| TASK STATEMENT |
Copy each line that contains the word "true".

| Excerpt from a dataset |
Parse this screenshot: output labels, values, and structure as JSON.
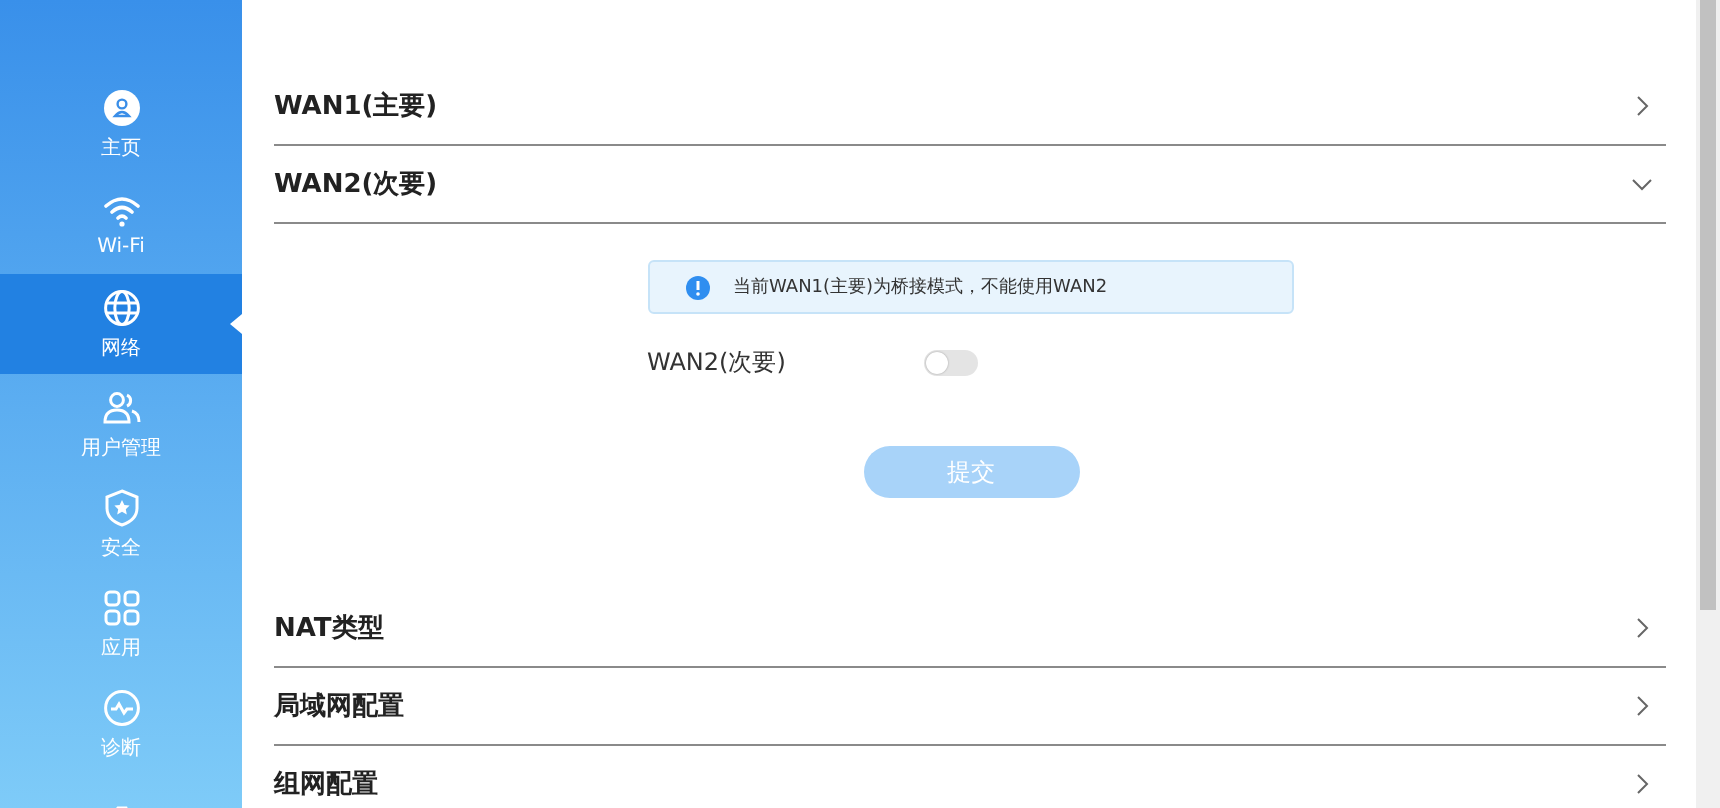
{
  "sidebar": {
    "items": [
      {
        "label": "主页",
        "selected": false
      },
      {
        "label": "Wi-Fi",
        "selected": false
      },
      {
        "label": "网络",
        "selected": true
      },
      {
        "label": "用户管理",
        "selected": false
      },
      {
        "label": "安全",
        "selected": false
      },
      {
        "label": "应用",
        "selected": false
      },
      {
        "label": "诊断",
        "selected": false
      },
      {
        "selected": false
      }
    ]
  },
  "sections": [
    {
      "title": "WAN1(主要)",
      "expanded": false
    },
    {
      "title": "WAN2(次要)",
      "expanded": true,
      "alert": "当前WAN1(主要)为桥接模式，不能使用WAN2",
      "toggle": {
        "label": "WAN2(次要)",
        "on": false
      },
      "submit": {
        "label": "提交",
        "disabled": true
      }
    },
    {
      "title": "NAT类型",
      "expanded": false
    },
    {
      "title": "局域网配置",
      "expanded": false
    },
    {
      "title": "组网配置",
      "expanded": false
    }
  ]
}
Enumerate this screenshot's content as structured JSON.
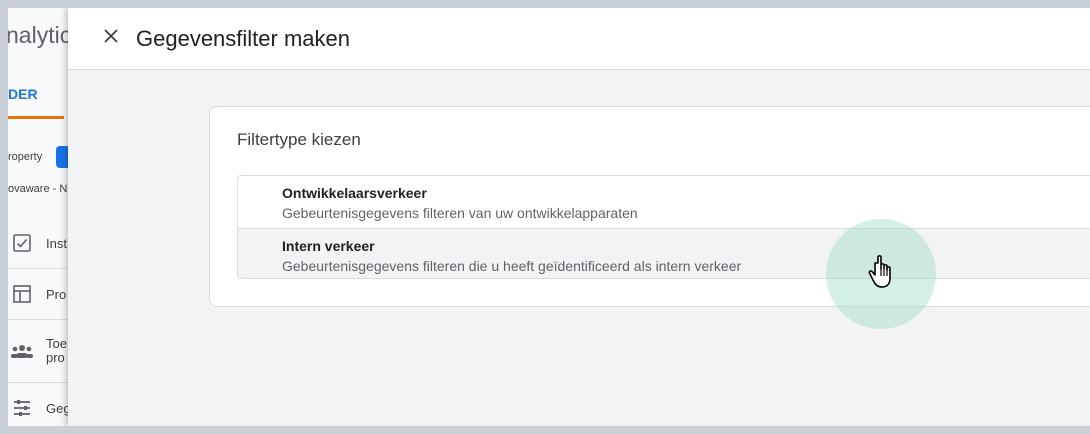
{
  "background_app": {
    "logo_text": "nalytic",
    "tab_label": "DER",
    "property_label": "roperty",
    "account_label": "ovaware - N",
    "nav_items": [
      {
        "label": "Inst",
        "icon": "checklist-icon"
      },
      {
        "label": "Pro",
        "icon": "layout-icon"
      },
      {
        "label": "Toe",
        "label2": "pro",
        "icon": "people-icon"
      },
      {
        "label": "Geg",
        "icon": "filter-sliders-icon"
      }
    ]
  },
  "panel": {
    "title": "Gegevensfilter maken",
    "close_icon": "close-icon"
  },
  "card": {
    "title": "Filtertype kiezen",
    "options": [
      {
        "title": "Ontwikkelaarsverkeer",
        "description": "Gebeurtenisgegevens filteren van uw ontwikkelapparaten"
      },
      {
        "title": "Intern verkeer",
        "description": "Gebeurtenisgegevens filteren die u heeft geïdentificeerd als intern verkeer"
      }
    ]
  },
  "colors": {
    "accent": "#1a73e8",
    "tab_underline": "#e8710a",
    "panel_bg": "#f1f3f4",
    "click_ring": "#a0dcc8"
  }
}
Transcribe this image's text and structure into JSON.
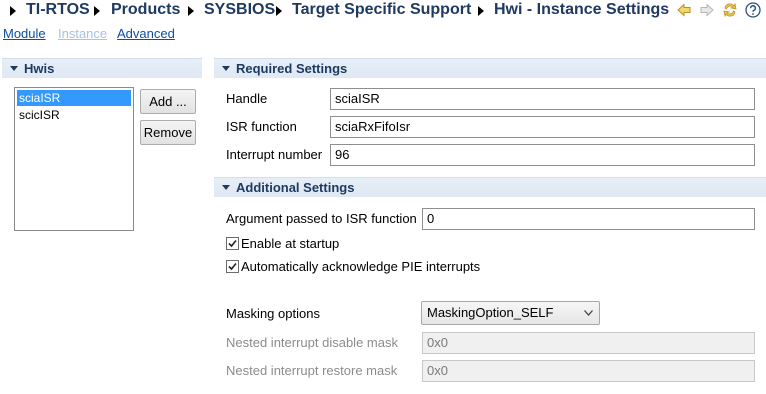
{
  "breadcrumb": {
    "items": [
      "TI-RTOS",
      "Products",
      "SYSBIOS",
      "Target Specific Support",
      "Hwi - Instance Settings"
    ],
    "icons": [
      "back-arrow-icon",
      "forward-arrow-icon",
      "refresh-icon",
      "help-icon"
    ]
  },
  "modes": {
    "module": "Module",
    "instance": "Instance",
    "advanced": "Advanced"
  },
  "hwis": {
    "title": "Hwis",
    "items": [
      "sciaISR",
      "scicISR"
    ],
    "selected": "sciaISR",
    "add_label": "Add ...",
    "remove_label": "Remove"
  },
  "required": {
    "title": "Required Settings",
    "handle_label": "Handle",
    "handle_value": "sciaISR",
    "isr_label": "ISR function",
    "isr_value": "sciaRxFifoIsr",
    "intnum_label": "Interrupt number",
    "intnum_value": "96"
  },
  "additional": {
    "title": "Additional Settings",
    "arg_label": "Argument passed to ISR function",
    "arg_value": "0",
    "enable_label": "Enable at startup",
    "enable_checked": true,
    "ack_label": "Automatically acknowledge PIE interrupts",
    "ack_checked": true,
    "masking_label": "Masking options",
    "masking_value": "MaskingOption_SELF",
    "disable_mask_label": "Nested interrupt disable mask",
    "disable_mask_value": "0x0",
    "restore_mask_label": "Nested interrupt restore mask",
    "restore_mask_value": "0x0"
  },
  "colors": {
    "header_text": "#1f3a60",
    "link": "#0b4fa0",
    "link_disabled": "#a6c3e0",
    "selection": "#3399ff",
    "section_bg": "#e2eaf4"
  }
}
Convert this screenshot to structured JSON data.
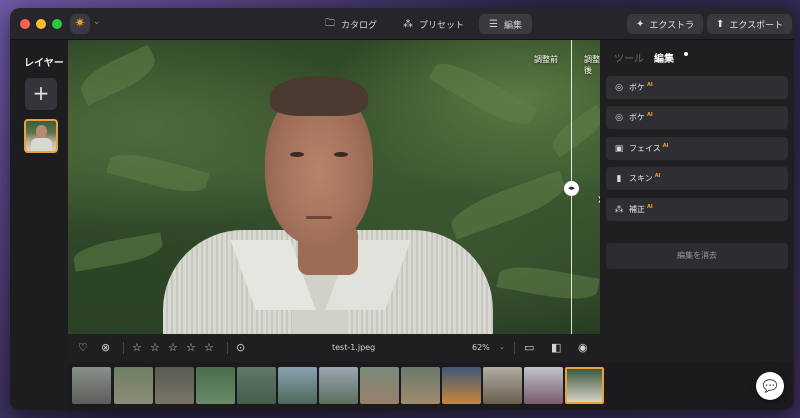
{
  "titlebar": {
    "tabs": [
      {
        "label": "カタログ",
        "icon": "folder-icon"
      },
      {
        "label": "プリセット",
        "icon": "magic-wand-icon"
      },
      {
        "label": "編集",
        "icon": "sliders-icon",
        "active": true
      }
    ],
    "extra_label": "エクストラ",
    "export_label": "エクスポート"
  },
  "sidebar": {
    "title": "レイヤー"
  },
  "photo": {
    "before_label": "調整前",
    "after_label": "調整後"
  },
  "right_panel": {
    "tab_tools": "ツール",
    "tab_edit": "編集",
    "items": [
      {
        "label": "ボケ",
        "badge": "AI",
        "icon": "aperture-icon"
      },
      {
        "label": "ボケ",
        "badge": "AI",
        "icon": "aperture-icon"
      },
      {
        "label": "フェイス",
        "badge": "AI",
        "icon": "face-portrait-icon"
      },
      {
        "label": "スキン",
        "badge": "AI",
        "icon": "bottle-icon"
      },
      {
        "label": "補正",
        "badge": "AI",
        "icon": "sparkle-wand-icon"
      }
    ],
    "clear_label": "編集を消去"
  },
  "bottom_bar": {
    "file_name": "test-1.jpeg",
    "zoom": "62%",
    "rating_max": 5
  },
  "colors": {
    "accent": "#e8a23a",
    "ai_badge": "#f0a030",
    "window_bg": "#1f1f22"
  }
}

| THE ANSWER |
        "selected": true
      "expanded": true,
        "disabled": true
    "enable_checked": true,
    "ack_checked": true,
        "active": true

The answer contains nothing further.